▶ [WHAT THIS TASK INVOLVES] Copy out each line below that has the word "color" in it.

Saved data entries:
= = = = =

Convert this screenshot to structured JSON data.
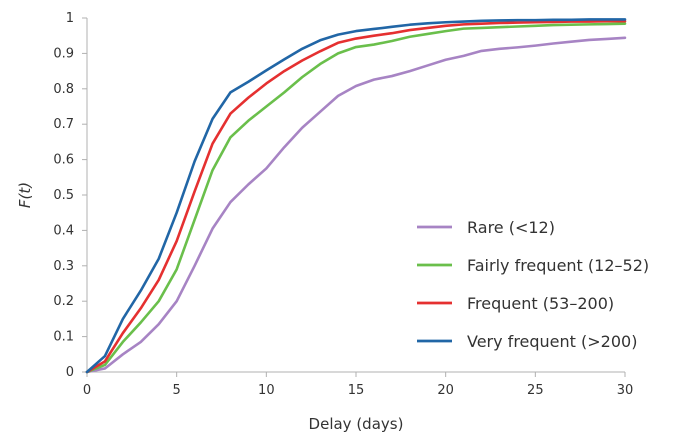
{
  "chart_data": {
    "type": "line",
    "title": "",
    "xlabel": "Delay (days)",
    "ylabel": "F(t)",
    "xlim": [
      0,
      30
    ],
    "ylim": [
      0,
      1
    ],
    "xticks": [
      0,
      5,
      10,
      15,
      20,
      25,
      30
    ],
    "yticks": [
      0,
      0.1,
      0.2,
      0.3,
      0.4,
      0.5,
      0.6,
      0.7,
      0.8,
      0.9,
      1
    ],
    "ytick_labels": [
      "0",
      "0.1",
      "0.2",
      "0.3",
      "0.4",
      "0.5",
      "0.6",
      "0.7",
      "0.8",
      "0.9",
      "1"
    ],
    "grid": false,
    "legend_position": "lower-right",
    "x": [
      0,
      1,
      2,
      3,
      4,
      5,
      6,
      7,
      8,
      9,
      10,
      11,
      12,
      13,
      14,
      15,
      16,
      17,
      18,
      19,
      20,
      21,
      22,
      23,
      24,
      25,
      26,
      27,
      28,
      29,
      30
    ],
    "series": [
      {
        "name": "Rare (<12)",
        "color": "#a784c4",
        "values": [
          0,
          0.01,
          0.05,
          0.085,
          0.135,
          0.2,
          0.3,
          0.405,
          0.48,
          0.53,
          0.575,
          0.635,
          0.69,
          0.735,
          0.78,
          0.808,
          0.826,
          0.836,
          0.85,
          0.866,
          0.882,
          0.893,
          0.907,
          0.913,
          0.917,
          0.922,
          0.928,
          0.933,
          0.938,
          0.941,
          0.944
        ]
      },
      {
        "name": "Fairly frequent (12–52)",
        "color": "#6abf4b",
        "values": [
          0,
          0.02,
          0.085,
          0.14,
          0.2,
          0.29,
          0.43,
          0.57,
          0.663,
          0.71,
          0.75,
          0.79,
          0.833,
          0.87,
          0.9,
          0.918,
          0.925,
          0.935,
          0.947,
          0.955,
          0.963,
          0.97,
          0.972,
          0.974,
          0.976,
          0.978,
          0.98,
          0.981,
          0.982,
          0.983,
          0.984
        ]
      },
      {
        "name": "Frequent (53–200)",
        "color": "#e53030",
        "values": [
          0,
          0.03,
          0.11,
          0.18,
          0.26,
          0.37,
          0.51,
          0.645,
          0.73,
          0.775,
          0.815,
          0.85,
          0.88,
          0.906,
          0.93,
          0.942,
          0.95,
          0.957,
          0.966,
          0.972,
          0.978,
          0.982,
          0.984,
          0.986,
          0.987,
          0.988,
          0.989,
          0.99,
          0.99,
          0.991,
          0.991
        ]
      },
      {
        "name": "Very frequent (>200)",
        "color": "#2166a6",
        "values": [
          0,
          0.045,
          0.15,
          0.23,
          0.32,
          0.45,
          0.595,
          0.715,
          0.79,
          0.82,
          0.852,
          0.883,
          0.913,
          0.937,
          0.953,
          0.963,
          0.969,
          0.975,
          0.981,
          0.985,
          0.988,
          0.99,
          0.992,
          0.993,
          0.994,
          0.994,
          0.995,
          0.995,
          0.996,
          0.996,
          0.996
        ]
      }
    ]
  }
}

= = = = =

▶ [THE ANSWER]
        "color": "#a784c4",
        "color": "#6abf4b",
        "color": "#e53030",
        "color": "#2166a6",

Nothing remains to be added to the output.